## Problem
Check each line of the data below for the word "Misión", then extract the ones that have it.

-=-=-

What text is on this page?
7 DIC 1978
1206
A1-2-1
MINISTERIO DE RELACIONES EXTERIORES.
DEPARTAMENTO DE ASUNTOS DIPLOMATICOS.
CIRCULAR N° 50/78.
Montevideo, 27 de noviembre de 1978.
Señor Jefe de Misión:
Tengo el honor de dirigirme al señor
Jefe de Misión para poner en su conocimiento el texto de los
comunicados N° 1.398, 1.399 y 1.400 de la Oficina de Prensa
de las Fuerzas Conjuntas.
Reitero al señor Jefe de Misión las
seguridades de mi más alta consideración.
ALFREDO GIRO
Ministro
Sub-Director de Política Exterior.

-=-=-

## Output of the task
Señor Jefe de Misión:
Jefe de Misión para poner en su conocimiento el texto de los
Reitero al señor Jefe de Misión las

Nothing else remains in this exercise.